Below are some records. Count the lines with "title" in them and give nothing but the total.

──────── EXTRACTED MATERIAL

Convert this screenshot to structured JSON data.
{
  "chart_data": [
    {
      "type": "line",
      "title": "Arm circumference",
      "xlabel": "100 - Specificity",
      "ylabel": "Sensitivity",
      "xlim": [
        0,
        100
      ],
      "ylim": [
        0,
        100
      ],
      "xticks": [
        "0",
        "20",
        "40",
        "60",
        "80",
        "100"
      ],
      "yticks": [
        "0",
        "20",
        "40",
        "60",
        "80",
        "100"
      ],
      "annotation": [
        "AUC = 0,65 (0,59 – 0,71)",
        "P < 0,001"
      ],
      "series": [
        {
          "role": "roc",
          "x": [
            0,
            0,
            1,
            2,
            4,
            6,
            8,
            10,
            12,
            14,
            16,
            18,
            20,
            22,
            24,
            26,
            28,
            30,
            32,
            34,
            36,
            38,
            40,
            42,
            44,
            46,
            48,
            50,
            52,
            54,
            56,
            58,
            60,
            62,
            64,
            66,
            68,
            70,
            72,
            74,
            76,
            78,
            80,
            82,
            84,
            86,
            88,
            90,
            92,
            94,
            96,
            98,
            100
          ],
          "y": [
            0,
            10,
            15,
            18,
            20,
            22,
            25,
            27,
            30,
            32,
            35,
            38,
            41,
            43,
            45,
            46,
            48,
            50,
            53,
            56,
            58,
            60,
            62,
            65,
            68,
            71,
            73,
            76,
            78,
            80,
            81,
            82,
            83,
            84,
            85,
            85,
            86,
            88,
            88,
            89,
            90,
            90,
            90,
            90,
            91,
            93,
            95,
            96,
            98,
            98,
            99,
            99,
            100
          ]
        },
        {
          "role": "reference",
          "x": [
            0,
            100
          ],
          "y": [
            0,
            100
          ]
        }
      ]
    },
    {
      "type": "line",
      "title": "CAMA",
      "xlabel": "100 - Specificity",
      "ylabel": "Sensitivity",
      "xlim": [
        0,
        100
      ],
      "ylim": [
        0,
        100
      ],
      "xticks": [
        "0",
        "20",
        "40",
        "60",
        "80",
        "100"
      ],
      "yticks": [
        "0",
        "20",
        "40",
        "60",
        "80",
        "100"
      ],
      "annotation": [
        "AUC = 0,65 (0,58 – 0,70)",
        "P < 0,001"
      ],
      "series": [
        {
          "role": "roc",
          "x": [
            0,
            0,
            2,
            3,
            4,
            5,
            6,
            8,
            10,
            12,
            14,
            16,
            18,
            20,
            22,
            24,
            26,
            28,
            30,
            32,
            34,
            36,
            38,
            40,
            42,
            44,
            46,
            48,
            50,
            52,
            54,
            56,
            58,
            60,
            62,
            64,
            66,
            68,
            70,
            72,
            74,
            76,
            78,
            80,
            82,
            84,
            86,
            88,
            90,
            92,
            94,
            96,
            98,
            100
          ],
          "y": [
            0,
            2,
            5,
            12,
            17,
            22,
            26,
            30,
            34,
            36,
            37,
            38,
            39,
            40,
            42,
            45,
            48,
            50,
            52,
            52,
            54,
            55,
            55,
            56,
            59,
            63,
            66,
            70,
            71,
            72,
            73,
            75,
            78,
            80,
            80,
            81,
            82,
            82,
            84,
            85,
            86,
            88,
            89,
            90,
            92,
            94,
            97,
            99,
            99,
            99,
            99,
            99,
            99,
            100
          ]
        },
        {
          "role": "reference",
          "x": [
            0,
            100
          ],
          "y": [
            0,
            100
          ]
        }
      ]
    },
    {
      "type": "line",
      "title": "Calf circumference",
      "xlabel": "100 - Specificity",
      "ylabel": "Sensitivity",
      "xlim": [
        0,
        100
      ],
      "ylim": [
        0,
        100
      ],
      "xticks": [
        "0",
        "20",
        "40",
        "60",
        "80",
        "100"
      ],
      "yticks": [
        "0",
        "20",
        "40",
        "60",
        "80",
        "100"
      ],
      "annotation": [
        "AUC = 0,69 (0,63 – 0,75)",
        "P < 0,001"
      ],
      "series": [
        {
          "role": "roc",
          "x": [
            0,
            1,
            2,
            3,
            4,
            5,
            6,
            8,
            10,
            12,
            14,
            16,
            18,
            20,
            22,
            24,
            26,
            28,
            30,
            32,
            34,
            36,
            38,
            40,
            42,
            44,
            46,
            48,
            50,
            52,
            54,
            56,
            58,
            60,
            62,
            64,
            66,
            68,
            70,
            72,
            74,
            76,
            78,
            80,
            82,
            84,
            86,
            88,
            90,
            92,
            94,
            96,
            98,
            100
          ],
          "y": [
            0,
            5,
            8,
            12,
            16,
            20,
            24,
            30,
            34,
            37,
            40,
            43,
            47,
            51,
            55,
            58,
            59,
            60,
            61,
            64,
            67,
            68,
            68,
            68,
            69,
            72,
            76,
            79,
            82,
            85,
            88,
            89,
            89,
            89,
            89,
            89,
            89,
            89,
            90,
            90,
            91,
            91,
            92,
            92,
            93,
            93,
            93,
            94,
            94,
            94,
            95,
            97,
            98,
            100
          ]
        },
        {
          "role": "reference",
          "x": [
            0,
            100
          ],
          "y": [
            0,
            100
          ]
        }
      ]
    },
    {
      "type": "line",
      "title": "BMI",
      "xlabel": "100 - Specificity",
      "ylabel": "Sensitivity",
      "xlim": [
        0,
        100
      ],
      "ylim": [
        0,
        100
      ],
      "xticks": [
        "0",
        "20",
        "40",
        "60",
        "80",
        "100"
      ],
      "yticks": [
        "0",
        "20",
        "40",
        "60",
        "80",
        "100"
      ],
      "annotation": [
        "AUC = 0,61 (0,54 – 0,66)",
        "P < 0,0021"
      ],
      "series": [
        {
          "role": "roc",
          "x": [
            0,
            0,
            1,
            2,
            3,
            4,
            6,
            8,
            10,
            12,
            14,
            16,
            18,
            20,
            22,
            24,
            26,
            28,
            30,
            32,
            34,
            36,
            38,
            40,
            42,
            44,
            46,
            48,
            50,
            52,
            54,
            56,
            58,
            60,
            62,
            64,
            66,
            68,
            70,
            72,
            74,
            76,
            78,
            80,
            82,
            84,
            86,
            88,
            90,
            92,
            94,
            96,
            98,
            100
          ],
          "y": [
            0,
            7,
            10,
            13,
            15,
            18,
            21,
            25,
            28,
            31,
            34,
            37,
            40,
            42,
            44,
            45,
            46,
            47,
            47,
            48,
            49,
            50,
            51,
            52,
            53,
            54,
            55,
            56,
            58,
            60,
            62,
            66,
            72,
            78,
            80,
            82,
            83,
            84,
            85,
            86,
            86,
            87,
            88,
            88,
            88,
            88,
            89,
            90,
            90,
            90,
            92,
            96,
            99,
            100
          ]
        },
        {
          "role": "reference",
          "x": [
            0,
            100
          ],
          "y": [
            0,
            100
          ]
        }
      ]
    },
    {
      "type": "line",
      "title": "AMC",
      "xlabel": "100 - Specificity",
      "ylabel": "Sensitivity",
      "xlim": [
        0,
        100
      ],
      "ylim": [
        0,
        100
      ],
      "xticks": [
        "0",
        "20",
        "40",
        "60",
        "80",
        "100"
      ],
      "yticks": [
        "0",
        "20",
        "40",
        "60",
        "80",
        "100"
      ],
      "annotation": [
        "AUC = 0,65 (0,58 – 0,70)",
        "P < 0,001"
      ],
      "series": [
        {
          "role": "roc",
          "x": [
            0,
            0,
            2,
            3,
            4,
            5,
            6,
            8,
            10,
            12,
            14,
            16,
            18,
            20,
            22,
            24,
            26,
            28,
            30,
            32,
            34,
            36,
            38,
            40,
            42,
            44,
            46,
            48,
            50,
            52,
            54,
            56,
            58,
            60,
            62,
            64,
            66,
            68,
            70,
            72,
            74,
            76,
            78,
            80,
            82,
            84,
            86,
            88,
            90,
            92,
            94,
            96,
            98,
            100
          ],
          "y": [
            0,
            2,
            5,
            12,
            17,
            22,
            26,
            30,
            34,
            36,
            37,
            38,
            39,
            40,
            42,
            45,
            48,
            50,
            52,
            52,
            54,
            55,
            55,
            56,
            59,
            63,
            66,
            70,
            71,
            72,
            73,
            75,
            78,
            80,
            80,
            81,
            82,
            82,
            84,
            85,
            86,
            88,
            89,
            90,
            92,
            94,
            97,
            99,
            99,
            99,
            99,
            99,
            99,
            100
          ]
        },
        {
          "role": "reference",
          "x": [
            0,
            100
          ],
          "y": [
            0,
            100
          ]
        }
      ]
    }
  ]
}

────────────────

* _WORKED ANSWER_
5